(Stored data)
=====

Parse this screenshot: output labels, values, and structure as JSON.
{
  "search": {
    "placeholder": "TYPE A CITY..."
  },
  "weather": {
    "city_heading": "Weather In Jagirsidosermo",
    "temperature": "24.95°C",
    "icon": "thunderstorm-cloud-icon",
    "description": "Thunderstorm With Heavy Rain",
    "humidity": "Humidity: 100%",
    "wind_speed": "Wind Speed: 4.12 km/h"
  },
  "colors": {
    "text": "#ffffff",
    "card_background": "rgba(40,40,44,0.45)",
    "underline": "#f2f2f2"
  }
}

=====

Problem description: Extract each line of the listing above, copying it word for word.

Answer for the task:
Parse this screenshot: output labels, values, and structure as JSON.
{
  "search": {
    "placeholder": "TYPE A CITY..."
  },
  "weather": {
    "city_heading": "Weather In Jagirsidosermo",
    "temperature": "24.95°C",
    "icon": "thunderstorm-cloud-icon",
    "description": "Thunderstorm With Heavy Rain",
    "humidity": "Humidity: 100%",
    "wind_speed": "Wind Speed: 4.12 km/h"
  },
  "colors": {
    "text": "#ffffff",
    "card_background": "rgba(40,40,44,0.45)",
    "underline": "#f2f2f2"
  }
}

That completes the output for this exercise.